| PROVIDED RECORDS |

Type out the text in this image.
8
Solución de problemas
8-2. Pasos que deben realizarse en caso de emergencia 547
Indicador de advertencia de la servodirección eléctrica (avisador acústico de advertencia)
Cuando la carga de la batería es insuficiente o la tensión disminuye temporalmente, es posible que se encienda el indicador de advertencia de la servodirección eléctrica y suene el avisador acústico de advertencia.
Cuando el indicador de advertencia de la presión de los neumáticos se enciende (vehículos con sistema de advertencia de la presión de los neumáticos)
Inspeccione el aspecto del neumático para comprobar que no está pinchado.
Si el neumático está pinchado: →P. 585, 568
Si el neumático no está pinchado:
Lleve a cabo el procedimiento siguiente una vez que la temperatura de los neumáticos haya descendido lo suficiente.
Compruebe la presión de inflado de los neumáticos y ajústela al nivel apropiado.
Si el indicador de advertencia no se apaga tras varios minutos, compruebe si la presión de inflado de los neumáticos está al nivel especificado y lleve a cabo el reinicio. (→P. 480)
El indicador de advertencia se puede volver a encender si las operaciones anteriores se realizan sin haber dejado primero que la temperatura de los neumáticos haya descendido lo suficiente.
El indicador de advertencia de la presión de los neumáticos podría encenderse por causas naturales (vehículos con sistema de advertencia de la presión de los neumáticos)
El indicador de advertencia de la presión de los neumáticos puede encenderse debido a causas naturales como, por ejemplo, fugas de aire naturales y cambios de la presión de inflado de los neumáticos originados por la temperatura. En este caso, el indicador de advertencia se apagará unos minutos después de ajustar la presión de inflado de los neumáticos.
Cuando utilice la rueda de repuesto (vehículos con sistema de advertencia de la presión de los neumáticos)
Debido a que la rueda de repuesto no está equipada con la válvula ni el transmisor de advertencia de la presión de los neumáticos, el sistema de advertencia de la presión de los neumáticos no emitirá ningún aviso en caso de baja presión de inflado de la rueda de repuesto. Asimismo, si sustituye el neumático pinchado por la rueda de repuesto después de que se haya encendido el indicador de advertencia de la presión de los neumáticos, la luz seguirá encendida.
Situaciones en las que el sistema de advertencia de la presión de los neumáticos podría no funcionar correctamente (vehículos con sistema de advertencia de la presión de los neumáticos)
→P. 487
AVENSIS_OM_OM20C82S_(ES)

| STATED TASK |
Write the whole listing out again. Keep every line exactly as it is.

| ANSWER TO THIS TASK |
Type out the text in this image.
8
Solución de problemas
8-2. Pasos que deben realizarse en caso de emergencia 547
Indicador de advertencia de la servodirección eléctrica (avisador acústico de advertencia)
Cuando la carga de la batería es insuficiente o la tensión disminuye temporalmente, es posible que se encienda el indicador de advertencia de la servodirección eléctrica y suene el avisador acústico de advertencia.
Cuando el indicador de advertencia de la presión de los neumáticos se enciende (vehículos con sistema de advertencia de la presión de los neumáticos)
Inspeccione el aspecto del neumático para comprobar que no está pinchado.
Si el neumático está pinchado: →P. 585, 568
Si el neumático no está pinchado:
Lleve a cabo el procedimiento siguiente una vez que la temperatura de los neumáticos haya descendido lo suficiente.
Compruebe la presión de inflado de los neumáticos y ajústela al nivel apropiado.
Si el indicador de advertencia no se apaga tras varios minutos, compruebe si la presión de inflado de los neumáticos está al nivel especificado y lleve a cabo el reinicio. (→P. 480)
El indicador de advertencia se puede volver a encender si las operaciones anteriores se realizan sin haber dejado primero que la temperatura de los neumáticos haya descendido lo suficiente.
El indicador de advertencia de la presión de los neumáticos podría encenderse por causas naturales (vehículos con sistema de advertencia de la presión de los neumáticos)
El indicador de advertencia de la presión de los neumáticos puede encenderse debido a causas naturales como, por ejemplo, fugas de aire naturales y cambios de la presión de inflado de los neumáticos originados por la temperatura. En este caso, el indicador de advertencia se apagará unos minutos después de ajustar la presión de inflado de los neumáticos.
Cuando utilice la rueda de repuesto (vehículos con sistema de advertencia de la presión de los neumáticos)
Debido a que la rueda de repuesto no está equipada con la válvula ni el transmisor de advertencia de la presión de los neumáticos, el sistema de advertencia de la presión de los neumáticos no emitirá ningún aviso en caso de baja presión de inflado de la rueda de repuesto. Asimismo, si sustituye el neumático pinchado por la rueda de repuesto después de que se haya encendido el indicador de advertencia de la presión de los neumáticos, la luz seguirá encendida.
Situaciones en las que el sistema de advertencia de la presión de los neumáticos podría no funcionar correctamente (vehículos con sistema de advertencia de la presión de los neumáticos)
→P. 487
AVENSIS_OM_OM20C82S_(ES)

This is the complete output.